Can you output the material exactly as written, minus any pictures it holds?
· · · · ·
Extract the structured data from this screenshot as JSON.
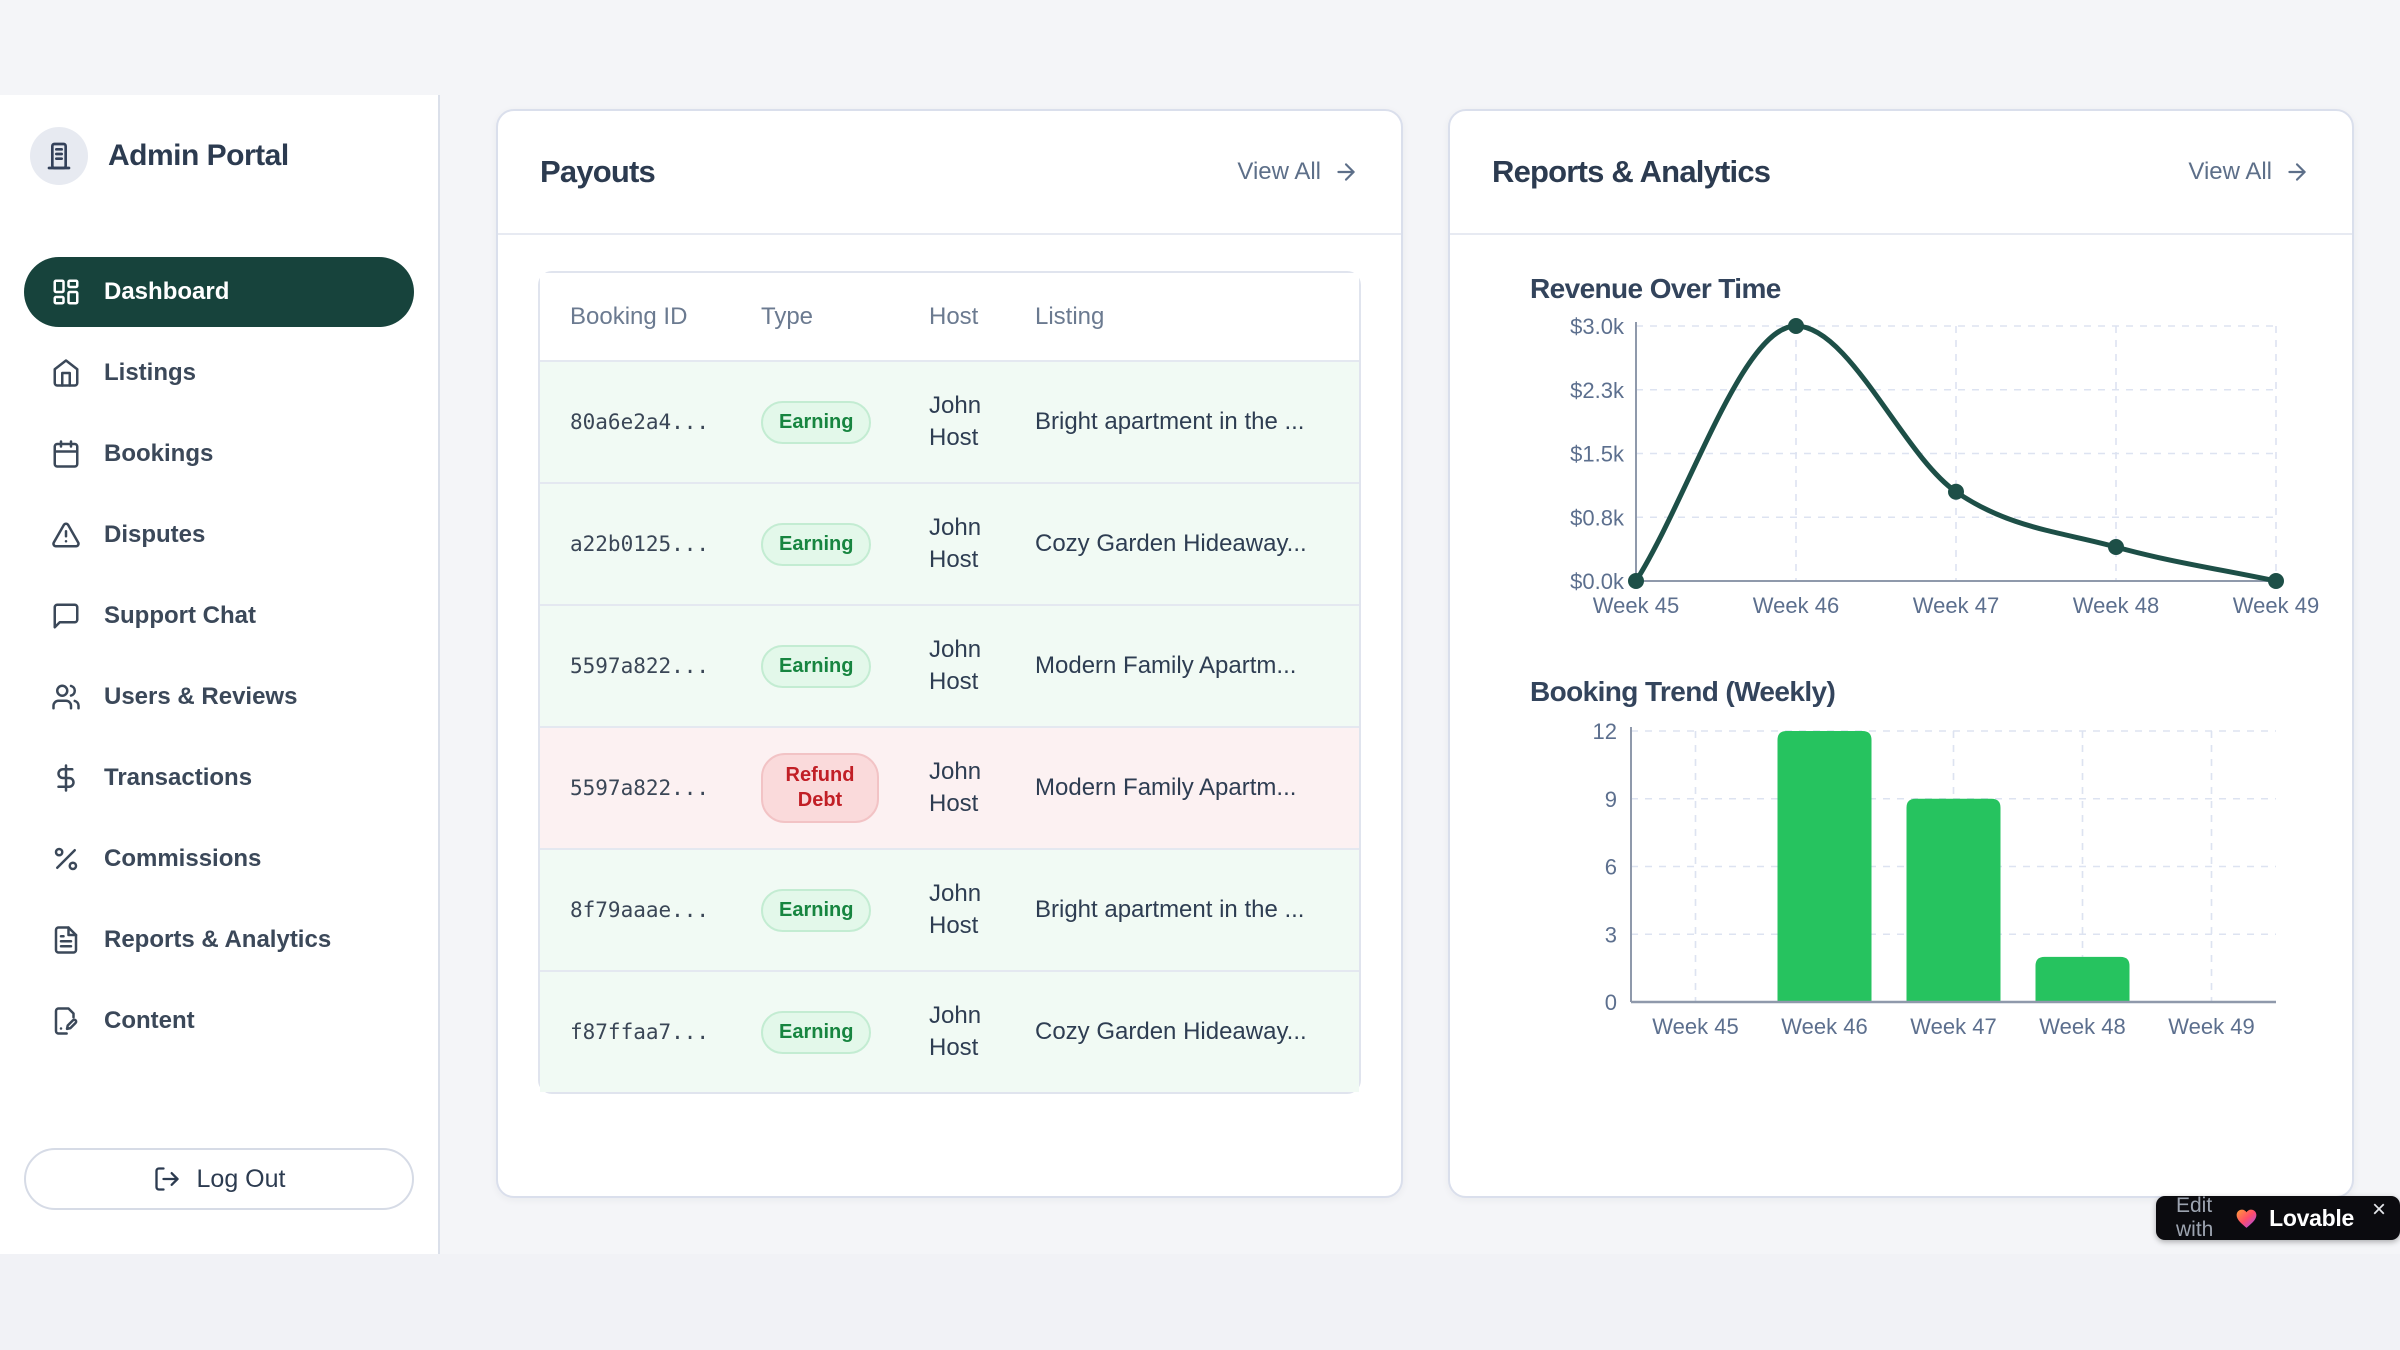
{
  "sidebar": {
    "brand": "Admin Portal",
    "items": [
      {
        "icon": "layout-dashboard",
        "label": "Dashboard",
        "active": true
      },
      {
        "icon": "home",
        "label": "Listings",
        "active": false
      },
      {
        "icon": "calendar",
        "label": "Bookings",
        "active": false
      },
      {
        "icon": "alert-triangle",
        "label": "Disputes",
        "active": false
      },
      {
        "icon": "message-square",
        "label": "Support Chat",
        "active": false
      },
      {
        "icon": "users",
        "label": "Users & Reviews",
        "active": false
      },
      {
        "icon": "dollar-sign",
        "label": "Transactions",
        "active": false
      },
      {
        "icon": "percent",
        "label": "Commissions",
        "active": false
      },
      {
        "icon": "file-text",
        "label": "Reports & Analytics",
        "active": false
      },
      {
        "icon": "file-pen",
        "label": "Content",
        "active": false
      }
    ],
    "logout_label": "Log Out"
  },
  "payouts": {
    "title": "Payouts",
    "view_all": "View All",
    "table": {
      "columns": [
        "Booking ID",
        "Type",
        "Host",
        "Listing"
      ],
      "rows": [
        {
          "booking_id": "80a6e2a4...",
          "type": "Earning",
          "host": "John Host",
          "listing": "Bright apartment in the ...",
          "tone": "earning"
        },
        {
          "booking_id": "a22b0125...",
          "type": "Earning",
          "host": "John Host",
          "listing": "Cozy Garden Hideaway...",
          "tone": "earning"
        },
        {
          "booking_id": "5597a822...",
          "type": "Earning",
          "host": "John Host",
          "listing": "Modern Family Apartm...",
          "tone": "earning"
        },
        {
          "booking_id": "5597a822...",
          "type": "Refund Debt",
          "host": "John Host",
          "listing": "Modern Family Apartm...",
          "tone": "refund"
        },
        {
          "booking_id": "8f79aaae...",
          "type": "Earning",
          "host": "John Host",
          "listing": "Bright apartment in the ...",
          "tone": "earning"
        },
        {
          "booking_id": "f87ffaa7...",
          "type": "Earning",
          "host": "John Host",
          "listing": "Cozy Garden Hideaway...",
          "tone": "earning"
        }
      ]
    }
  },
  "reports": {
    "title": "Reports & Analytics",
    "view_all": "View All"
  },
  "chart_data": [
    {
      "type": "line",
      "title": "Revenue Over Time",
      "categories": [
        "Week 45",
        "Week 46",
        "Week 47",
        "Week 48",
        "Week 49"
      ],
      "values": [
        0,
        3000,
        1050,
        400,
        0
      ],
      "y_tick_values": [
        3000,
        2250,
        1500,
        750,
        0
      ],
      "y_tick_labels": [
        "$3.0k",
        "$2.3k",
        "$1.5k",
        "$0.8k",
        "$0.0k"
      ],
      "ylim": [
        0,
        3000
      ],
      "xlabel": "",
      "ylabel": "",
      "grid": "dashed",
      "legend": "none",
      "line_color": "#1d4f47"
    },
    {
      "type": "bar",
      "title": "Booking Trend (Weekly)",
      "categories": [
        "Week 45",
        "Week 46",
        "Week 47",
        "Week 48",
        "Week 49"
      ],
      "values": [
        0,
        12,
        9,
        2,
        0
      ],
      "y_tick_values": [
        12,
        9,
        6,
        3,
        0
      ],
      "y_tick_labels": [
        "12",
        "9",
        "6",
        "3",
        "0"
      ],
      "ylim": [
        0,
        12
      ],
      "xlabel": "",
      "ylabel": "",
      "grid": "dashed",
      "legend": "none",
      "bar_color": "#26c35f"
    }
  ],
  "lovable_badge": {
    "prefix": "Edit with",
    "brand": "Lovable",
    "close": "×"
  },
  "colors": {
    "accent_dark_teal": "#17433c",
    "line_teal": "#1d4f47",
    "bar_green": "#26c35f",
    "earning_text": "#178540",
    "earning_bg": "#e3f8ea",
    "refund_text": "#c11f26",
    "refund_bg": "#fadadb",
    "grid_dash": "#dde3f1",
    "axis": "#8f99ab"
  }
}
· · · · ·
WRITTEN ANSWER
Extract the structured data from this screenshot as JSON.
{
  "sidebar": {
    "brand": "Admin Portal",
    "items": [
      {
        "icon": "layout-dashboard",
        "label": "Dashboard",
        "active": true
      },
      {
        "icon": "home",
        "label": "Listings",
        "active": false
      },
      {
        "icon": "calendar",
        "label": "Bookings",
        "active": false
      },
      {
        "icon": "alert-triangle",
        "label": "Disputes",
        "active": false
      },
      {
        "icon": "message-square",
        "label": "Support Chat",
        "active": false
      },
      {
        "icon": "users",
        "label": "Users & Reviews",
        "active": false
      },
      {
        "icon": "dollar-sign",
        "label": "Transactions",
        "active": false
      },
      {
        "icon": "percent",
        "label": "Commissions",
        "active": false
      },
      {
        "icon": "file-text",
        "label": "Reports & Analytics",
        "active": false
      },
      {
        "icon": "file-pen",
        "label": "Content",
        "active": false
      }
    ],
    "logout_label": "Log Out"
  },
  "payouts": {
    "title": "Payouts",
    "view_all": "View All",
    "table": {
      "columns": [
        "Booking ID",
        "Type",
        "Host",
        "Listing"
      ],
      "rows": [
        {
          "booking_id": "80a6e2a4...",
          "type": "Earning",
          "host": "John Host",
          "listing": "Bright apartment in the ...",
          "tone": "earning"
        },
        {
          "booking_id": "a22b0125...",
          "type": "Earning",
          "host": "John Host",
          "listing": "Cozy Garden Hideaway...",
          "tone": "earning"
        },
        {
          "booking_id": "5597a822...",
          "type": "Earning",
          "host": "John Host",
          "listing": "Modern Family Apartm...",
          "tone": "earning"
        },
        {
          "booking_id": "5597a822...",
          "type": "Refund Debt",
          "host": "John Host",
          "listing": "Modern Family Apartm...",
          "tone": "refund"
        },
        {
          "booking_id": "8f79aaae...",
          "type": "Earning",
          "host": "John Host",
          "listing": "Bright apartment in the ...",
          "tone": "earning"
        },
        {
          "booking_id": "f87ffaa7...",
          "type": "Earning",
          "host": "John Host",
          "listing": "Cozy Garden Hideaway...",
          "tone": "earning"
        }
      ]
    }
  },
  "reports": {
    "title": "Reports & Analytics",
    "view_all": "View All"
  },
  "chart_data": [
    {
      "type": "line",
      "title": "Revenue Over Time",
      "categories": [
        "Week 45",
        "Week 46",
        "Week 47",
        "Week 48",
        "Week 49"
      ],
      "values": [
        0,
        3000,
        1050,
        400,
        0
      ],
      "y_tick_values": [
        3000,
        2250,
        1500,
        750,
        0
      ],
      "y_tick_labels": [
        "$3.0k",
        "$2.3k",
        "$1.5k",
        "$0.8k",
        "$0.0k"
      ],
      "ylim": [
        0,
        3000
      ],
      "xlabel": "",
      "ylabel": "",
      "grid": "dashed",
      "legend": "none",
      "line_color": "#1d4f47"
    },
    {
      "type": "bar",
      "title": "Booking Trend (Weekly)",
      "categories": [
        "Week 45",
        "Week 46",
        "Week 47",
        "Week 48",
        "Week 49"
      ],
      "values": [
        0,
        12,
        9,
        2,
        0
      ],
      "y_tick_values": [
        12,
        9,
        6,
        3,
        0
      ],
      "y_tick_labels": [
        "12",
        "9",
        "6",
        "3",
        "0"
      ],
      "ylim": [
        0,
        12
      ],
      "xlabel": "",
      "ylabel": "",
      "grid": "dashed",
      "legend": "none",
      "bar_color": "#26c35f"
    }
  ],
  "lovable_badge": {
    "prefix": "Edit with",
    "brand": "Lovable",
    "close": "×"
  },
  "colors": {
    "accent_dark_teal": "#17433c",
    "line_teal": "#1d4f47",
    "bar_green": "#26c35f",
    "earning_text": "#178540",
    "earning_bg": "#e3f8ea",
    "refund_text": "#c11f26",
    "refund_bg": "#fadadb",
    "grid_dash": "#dde3f1",
    "axis": "#8f99ab"
  }
}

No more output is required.